> **WRITTEN EXERCISE**:
Give a verbatim quotation of every record.

> **GIVEN ENTRIES**:
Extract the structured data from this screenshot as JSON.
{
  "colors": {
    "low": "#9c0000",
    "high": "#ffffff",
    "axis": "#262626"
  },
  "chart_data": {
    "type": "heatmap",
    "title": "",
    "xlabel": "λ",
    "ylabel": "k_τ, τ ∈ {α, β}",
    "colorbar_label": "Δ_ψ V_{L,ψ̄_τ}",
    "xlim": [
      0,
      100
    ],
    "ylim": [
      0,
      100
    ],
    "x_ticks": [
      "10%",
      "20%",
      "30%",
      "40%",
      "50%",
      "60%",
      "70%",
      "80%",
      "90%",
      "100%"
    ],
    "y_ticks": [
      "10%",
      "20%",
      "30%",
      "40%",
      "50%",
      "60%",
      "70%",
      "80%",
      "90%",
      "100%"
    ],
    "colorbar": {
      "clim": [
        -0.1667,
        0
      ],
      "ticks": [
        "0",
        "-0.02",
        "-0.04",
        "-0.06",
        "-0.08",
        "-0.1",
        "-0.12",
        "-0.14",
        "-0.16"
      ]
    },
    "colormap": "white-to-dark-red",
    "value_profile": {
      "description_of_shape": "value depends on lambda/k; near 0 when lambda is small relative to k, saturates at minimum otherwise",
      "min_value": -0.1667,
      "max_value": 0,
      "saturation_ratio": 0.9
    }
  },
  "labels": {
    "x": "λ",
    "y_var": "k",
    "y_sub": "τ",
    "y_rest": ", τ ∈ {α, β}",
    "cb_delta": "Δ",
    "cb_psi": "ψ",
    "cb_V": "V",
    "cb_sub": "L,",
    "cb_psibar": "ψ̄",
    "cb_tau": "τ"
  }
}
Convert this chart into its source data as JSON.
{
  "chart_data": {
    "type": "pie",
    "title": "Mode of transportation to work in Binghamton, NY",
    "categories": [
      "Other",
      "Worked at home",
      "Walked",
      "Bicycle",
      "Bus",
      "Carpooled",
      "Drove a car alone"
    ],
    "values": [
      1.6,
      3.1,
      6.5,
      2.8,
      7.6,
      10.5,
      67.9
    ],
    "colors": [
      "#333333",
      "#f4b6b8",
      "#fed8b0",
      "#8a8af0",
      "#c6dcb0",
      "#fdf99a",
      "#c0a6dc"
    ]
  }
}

> **FULL ANSWER**:
Extract the structured data from this screenshot as JSON.
{
  "colors": {
    "low": "#9c0000",
    "high": "#ffffff",
    "axis": "#262626"
  },
  "chart_data": {
    "type": "heatmap",
    "title": "",
    "xlabel": "λ",
    "ylabel": "k_τ, τ ∈ {α, β}",
    "colorbar_label": "Δ_ψ V_{L,ψ̄_τ}",
    "xlim": [
      0,
      100
    ],
    "ylim": [
      0,
      100
    ],
    "x_ticks": [
      "10%",
      "20%",
      "30%",
      "40%",
      "50%",
      "60%",
      "70%",
      "80%",
      "90%",
      "100%"
    ],
    "y_ticks": [
      "10%",
      "20%",
      "30%",
      "40%",
      "50%",
      "60%",
      "70%",
      "80%",
      "90%",
      "100%"
    ],
    "colorbar": {
      "clim": [
        -0.1667,
        0
      ],
      "ticks": [
        "0",
        "-0.02",
        "-0.04",
        "-0.06",
        "-0.08",
        "-0.1",
        "-0.12",
        "-0.14",
        "-0.16"
      ]
    },
    "colormap": "white-to-dark-red",
    "value_profile": {
      "description_of_shape": "value depends on lambda/k; near 0 when lambda is small relative to k, saturates at minimum otherwise",
      "min_value": -0.1667,
      "max_value": 0,
      "saturation_ratio": 0.9
    }
  },
  "labels": {
    "x": "λ",
    "y_var": "k",
    "y_sub": "τ",
    "y_rest": ", τ ∈ {α, β}",
    "cb_delta": "Δ",
    "cb_psi": "ψ",
    "cb_V": "V",
    "cb_sub": "L,",
    "cb_psibar": "ψ̄",
    "cb_tau": "τ"
  }
}
Convert this chart into its source data as JSON.
{
  "chart_data": {
    "type": "pie",
    "title": "Mode of transportation to work in Binghamton, NY",
    "categories": [
      "Other",
      "Worked at home",
      "Walked",
      "Bicycle",
      "Bus",
      "Carpooled",
      "Drove a car alone"
    ],
    "values": [
      1.6,
      3.1,
      6.5,
      2.8,
      7.6,
      10.5,
      67.9
    ],
    "colors": [
      "#333333",
      "#f4b6b8",
      "#fed8b0",
      "#8a8af0",
      "#c6dcb0",
      "#fdf99a",
      "#c0a6dc"
    ]
  }
}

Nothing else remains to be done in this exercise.